**Given data**
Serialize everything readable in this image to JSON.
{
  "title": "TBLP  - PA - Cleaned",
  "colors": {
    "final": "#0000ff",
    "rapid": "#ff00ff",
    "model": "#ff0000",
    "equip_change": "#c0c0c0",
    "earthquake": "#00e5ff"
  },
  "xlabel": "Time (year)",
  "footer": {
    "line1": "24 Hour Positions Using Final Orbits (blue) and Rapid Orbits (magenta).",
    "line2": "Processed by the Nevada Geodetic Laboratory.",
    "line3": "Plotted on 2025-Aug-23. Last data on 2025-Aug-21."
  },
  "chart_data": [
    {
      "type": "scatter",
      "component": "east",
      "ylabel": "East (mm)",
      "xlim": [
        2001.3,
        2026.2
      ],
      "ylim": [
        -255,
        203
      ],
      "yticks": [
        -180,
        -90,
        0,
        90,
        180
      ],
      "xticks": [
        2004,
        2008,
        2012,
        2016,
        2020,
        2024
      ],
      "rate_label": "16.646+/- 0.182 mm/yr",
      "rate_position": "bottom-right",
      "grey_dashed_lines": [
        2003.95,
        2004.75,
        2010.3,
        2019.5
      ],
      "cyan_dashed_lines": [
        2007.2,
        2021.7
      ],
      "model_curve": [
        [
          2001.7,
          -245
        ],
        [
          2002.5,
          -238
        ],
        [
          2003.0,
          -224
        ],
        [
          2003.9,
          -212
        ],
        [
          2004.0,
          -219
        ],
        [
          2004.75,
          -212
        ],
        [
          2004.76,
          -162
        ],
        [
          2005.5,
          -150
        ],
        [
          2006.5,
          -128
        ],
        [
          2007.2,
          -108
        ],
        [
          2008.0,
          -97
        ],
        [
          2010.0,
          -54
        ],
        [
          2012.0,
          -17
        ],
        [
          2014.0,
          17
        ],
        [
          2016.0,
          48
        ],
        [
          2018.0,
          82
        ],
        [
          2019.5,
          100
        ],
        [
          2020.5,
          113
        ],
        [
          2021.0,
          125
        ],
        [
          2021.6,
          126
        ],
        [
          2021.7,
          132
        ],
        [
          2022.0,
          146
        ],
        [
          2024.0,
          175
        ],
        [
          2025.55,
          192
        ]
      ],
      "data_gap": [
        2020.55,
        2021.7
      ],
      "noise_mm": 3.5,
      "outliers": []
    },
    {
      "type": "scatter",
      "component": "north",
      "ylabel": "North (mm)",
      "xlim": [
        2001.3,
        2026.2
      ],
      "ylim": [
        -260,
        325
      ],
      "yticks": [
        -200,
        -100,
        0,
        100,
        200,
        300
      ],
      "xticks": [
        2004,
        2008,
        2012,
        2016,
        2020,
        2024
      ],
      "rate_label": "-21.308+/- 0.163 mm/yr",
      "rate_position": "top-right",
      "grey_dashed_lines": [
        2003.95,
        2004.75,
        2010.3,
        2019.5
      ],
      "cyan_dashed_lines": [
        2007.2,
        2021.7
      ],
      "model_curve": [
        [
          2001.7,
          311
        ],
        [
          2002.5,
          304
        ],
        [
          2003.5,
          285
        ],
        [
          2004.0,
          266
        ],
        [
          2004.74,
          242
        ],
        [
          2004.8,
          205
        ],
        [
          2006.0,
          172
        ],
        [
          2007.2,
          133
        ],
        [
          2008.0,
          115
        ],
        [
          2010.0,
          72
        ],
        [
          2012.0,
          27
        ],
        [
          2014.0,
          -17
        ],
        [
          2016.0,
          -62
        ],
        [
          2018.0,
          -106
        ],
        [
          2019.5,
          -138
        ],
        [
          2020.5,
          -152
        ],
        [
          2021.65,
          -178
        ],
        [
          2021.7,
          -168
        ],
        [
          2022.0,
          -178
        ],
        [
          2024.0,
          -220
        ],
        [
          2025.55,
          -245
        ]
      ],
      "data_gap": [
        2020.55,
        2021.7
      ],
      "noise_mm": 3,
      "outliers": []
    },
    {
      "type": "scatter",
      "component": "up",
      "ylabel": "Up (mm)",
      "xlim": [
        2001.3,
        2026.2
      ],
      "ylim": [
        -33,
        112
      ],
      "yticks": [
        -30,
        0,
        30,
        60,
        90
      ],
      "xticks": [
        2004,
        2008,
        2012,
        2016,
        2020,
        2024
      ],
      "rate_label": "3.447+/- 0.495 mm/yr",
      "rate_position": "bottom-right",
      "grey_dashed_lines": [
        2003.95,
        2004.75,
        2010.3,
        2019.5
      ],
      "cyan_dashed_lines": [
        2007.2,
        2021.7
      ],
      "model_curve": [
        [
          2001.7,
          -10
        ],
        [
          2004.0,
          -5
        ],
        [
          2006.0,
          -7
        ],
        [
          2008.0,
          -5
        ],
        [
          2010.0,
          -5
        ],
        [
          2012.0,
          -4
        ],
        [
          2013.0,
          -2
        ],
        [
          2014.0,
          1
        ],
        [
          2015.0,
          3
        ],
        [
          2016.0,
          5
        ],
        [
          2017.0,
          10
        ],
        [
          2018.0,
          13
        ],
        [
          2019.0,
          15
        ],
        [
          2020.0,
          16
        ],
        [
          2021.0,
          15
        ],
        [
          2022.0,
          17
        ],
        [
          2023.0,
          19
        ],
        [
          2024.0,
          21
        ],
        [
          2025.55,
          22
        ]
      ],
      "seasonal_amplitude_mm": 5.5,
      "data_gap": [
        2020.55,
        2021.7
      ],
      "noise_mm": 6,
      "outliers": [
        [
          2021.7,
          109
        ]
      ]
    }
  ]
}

**Task statement**
Spot every line that holds "component" and copy it.

**Expected output**
      "component": "east",
      "component": "north",
      "component": "up",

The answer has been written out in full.